___ GIVEN RECORDS

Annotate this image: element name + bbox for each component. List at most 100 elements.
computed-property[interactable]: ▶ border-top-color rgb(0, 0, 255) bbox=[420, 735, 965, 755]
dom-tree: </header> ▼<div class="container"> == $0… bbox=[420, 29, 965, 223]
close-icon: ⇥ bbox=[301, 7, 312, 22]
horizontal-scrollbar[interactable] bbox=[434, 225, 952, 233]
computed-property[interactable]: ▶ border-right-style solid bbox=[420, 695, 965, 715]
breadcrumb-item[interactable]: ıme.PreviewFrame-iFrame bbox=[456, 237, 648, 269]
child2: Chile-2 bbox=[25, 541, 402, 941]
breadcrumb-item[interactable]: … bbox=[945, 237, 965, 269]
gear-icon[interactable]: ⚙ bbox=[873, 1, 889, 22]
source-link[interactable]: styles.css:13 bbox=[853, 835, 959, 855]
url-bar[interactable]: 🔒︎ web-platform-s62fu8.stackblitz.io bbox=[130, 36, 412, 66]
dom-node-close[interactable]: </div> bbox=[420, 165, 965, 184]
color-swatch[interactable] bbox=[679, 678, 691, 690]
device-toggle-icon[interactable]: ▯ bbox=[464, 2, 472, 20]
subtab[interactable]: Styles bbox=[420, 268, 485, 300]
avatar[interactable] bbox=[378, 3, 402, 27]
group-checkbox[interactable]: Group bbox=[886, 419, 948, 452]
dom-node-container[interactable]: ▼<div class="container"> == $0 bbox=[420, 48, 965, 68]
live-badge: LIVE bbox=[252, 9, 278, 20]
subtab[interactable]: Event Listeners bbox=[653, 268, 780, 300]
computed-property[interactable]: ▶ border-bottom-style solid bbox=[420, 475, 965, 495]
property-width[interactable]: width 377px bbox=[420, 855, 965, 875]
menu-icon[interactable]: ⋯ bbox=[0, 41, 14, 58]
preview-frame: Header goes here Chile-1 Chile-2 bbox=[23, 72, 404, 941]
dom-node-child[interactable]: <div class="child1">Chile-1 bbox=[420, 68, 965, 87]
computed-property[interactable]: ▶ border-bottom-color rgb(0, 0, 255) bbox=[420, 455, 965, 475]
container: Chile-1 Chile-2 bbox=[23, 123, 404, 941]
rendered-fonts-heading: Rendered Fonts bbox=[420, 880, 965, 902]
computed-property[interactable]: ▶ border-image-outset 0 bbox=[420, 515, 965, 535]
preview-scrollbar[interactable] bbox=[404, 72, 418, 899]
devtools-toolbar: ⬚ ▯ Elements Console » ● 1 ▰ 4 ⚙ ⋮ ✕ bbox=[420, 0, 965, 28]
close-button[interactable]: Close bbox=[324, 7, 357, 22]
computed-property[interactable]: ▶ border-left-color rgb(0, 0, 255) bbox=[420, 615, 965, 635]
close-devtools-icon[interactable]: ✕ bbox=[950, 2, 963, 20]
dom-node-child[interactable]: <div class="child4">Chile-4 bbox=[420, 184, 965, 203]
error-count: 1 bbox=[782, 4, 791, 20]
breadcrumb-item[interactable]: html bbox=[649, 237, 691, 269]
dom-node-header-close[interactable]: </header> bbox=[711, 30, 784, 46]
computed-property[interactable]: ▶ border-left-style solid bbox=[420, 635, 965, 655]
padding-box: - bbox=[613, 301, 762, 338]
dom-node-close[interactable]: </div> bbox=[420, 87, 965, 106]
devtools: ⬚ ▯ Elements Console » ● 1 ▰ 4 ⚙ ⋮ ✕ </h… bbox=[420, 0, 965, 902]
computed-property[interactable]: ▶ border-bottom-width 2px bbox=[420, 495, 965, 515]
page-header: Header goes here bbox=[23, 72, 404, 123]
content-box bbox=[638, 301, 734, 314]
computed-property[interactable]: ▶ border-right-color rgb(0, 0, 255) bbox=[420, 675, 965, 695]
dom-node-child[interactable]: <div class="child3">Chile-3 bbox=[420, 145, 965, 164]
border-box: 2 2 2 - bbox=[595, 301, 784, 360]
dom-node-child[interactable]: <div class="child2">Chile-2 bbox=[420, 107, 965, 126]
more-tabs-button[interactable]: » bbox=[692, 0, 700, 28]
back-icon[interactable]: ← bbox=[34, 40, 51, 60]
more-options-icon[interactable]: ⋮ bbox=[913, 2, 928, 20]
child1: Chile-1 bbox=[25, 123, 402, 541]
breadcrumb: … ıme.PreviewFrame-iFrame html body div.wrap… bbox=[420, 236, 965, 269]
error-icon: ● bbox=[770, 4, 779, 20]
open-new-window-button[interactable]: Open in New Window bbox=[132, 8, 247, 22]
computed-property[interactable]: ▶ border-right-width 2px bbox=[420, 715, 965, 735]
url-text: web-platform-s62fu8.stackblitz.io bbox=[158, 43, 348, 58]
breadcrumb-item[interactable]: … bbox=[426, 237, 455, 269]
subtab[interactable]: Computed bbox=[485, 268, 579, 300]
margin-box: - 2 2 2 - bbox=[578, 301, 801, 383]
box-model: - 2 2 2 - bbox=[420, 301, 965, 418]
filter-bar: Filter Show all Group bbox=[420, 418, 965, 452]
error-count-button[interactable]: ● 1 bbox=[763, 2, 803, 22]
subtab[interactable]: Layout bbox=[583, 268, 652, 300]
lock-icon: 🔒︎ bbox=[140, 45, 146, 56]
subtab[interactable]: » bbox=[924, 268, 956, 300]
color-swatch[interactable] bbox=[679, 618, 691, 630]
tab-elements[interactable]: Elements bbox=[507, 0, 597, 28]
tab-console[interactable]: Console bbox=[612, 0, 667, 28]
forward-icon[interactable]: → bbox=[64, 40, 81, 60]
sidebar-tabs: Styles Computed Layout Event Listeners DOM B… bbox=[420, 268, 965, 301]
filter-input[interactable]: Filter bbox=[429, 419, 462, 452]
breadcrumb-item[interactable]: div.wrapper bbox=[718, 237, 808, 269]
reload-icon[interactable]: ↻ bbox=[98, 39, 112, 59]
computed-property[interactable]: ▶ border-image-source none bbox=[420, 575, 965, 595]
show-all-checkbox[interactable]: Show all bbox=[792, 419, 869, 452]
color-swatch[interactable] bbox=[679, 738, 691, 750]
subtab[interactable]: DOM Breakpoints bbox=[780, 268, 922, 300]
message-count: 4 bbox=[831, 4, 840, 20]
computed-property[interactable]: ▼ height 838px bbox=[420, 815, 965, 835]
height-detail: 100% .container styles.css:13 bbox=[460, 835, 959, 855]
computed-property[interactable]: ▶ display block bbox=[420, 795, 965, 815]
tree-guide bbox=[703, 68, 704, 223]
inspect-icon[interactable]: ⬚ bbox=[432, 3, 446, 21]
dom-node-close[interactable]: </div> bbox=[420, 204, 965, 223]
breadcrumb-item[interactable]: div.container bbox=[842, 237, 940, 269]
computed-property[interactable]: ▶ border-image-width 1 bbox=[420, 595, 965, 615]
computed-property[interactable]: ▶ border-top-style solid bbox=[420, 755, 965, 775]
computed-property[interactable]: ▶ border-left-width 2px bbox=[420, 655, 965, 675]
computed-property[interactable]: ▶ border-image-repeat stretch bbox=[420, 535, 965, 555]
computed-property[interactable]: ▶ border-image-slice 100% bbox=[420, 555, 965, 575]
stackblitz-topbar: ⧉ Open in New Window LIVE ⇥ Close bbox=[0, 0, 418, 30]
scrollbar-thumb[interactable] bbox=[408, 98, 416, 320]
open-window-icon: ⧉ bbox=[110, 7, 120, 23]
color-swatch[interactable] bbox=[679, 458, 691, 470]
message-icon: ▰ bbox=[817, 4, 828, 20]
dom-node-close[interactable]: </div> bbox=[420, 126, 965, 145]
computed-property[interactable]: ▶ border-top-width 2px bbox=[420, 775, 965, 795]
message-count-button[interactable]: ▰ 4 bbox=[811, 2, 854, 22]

______

● **WHAT YOU WILL DO**
How many lines in the entries above contain the string "subtab"? Reply with the number alone.

● **TASK OUTPUT**
6